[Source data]
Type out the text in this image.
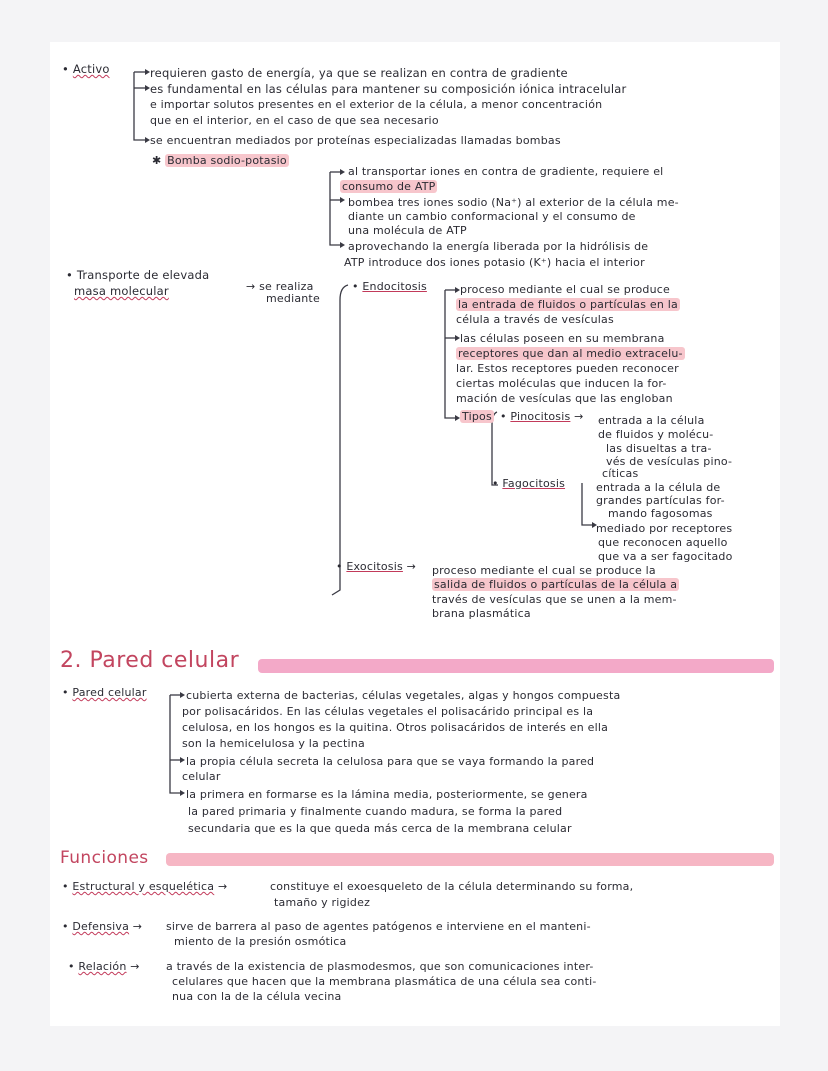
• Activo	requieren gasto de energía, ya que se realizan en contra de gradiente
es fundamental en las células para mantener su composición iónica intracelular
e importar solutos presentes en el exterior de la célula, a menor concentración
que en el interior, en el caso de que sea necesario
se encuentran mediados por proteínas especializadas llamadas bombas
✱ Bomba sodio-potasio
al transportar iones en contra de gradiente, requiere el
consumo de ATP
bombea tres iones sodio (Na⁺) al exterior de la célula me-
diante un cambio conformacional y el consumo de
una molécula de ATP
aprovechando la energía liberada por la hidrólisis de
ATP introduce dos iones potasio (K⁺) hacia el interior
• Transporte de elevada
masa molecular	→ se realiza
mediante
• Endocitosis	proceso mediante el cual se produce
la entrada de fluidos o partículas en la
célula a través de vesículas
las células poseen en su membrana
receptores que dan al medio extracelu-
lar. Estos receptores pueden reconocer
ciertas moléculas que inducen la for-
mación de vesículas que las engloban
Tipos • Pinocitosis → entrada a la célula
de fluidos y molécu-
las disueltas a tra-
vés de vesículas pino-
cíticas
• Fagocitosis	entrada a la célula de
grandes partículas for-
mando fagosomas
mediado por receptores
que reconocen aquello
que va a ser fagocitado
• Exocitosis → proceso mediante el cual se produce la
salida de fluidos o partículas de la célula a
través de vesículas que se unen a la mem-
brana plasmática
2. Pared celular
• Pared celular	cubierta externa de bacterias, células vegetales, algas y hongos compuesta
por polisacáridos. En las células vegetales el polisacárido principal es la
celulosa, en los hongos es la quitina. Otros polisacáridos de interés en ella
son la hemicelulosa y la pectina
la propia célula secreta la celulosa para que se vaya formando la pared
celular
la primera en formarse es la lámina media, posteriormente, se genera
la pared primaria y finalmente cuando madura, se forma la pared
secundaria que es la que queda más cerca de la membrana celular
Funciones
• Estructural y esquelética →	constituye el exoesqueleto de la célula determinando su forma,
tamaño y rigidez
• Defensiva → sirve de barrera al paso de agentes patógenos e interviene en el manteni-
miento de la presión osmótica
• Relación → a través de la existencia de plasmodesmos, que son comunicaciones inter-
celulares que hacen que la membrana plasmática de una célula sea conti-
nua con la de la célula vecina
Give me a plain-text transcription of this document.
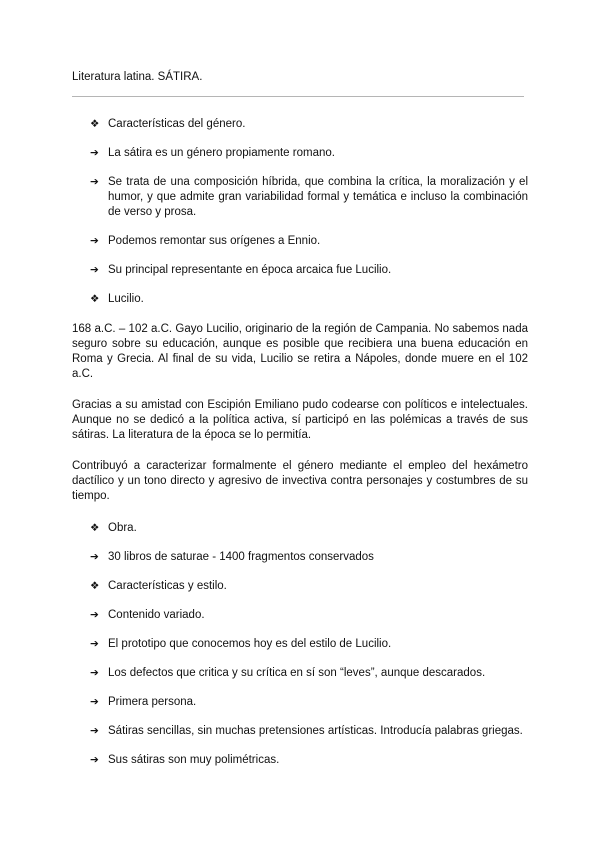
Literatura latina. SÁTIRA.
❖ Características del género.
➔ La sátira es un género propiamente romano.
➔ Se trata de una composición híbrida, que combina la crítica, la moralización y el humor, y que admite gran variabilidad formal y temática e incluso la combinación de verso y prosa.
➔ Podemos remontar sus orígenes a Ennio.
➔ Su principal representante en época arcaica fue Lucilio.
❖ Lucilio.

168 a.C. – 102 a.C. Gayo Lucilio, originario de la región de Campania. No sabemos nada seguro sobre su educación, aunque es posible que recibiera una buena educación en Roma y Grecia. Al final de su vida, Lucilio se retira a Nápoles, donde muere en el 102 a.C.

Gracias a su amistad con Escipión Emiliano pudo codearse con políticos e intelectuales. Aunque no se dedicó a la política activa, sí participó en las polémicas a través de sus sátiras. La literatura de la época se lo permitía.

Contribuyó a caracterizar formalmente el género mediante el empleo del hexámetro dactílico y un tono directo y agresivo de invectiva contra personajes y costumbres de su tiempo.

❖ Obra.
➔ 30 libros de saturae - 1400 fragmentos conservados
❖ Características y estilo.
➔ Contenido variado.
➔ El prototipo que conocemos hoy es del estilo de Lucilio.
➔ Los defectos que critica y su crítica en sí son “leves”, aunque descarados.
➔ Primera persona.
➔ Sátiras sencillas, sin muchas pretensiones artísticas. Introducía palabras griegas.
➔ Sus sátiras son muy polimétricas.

==

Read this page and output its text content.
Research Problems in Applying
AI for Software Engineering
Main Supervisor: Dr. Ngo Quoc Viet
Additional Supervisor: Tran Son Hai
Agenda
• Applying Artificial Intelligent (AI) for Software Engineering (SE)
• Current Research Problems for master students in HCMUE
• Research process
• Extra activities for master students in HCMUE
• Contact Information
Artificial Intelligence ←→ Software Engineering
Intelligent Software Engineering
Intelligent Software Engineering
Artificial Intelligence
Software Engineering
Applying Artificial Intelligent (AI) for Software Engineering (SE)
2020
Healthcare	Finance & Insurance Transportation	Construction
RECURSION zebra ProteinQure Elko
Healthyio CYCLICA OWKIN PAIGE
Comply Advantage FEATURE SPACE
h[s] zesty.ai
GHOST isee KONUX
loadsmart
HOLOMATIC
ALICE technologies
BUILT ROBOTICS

• **WORK INSTRUCTIONS**: Give the count of lines above that include the word "hongos", stating no other information.

• **SOLUTION BELOW**: 2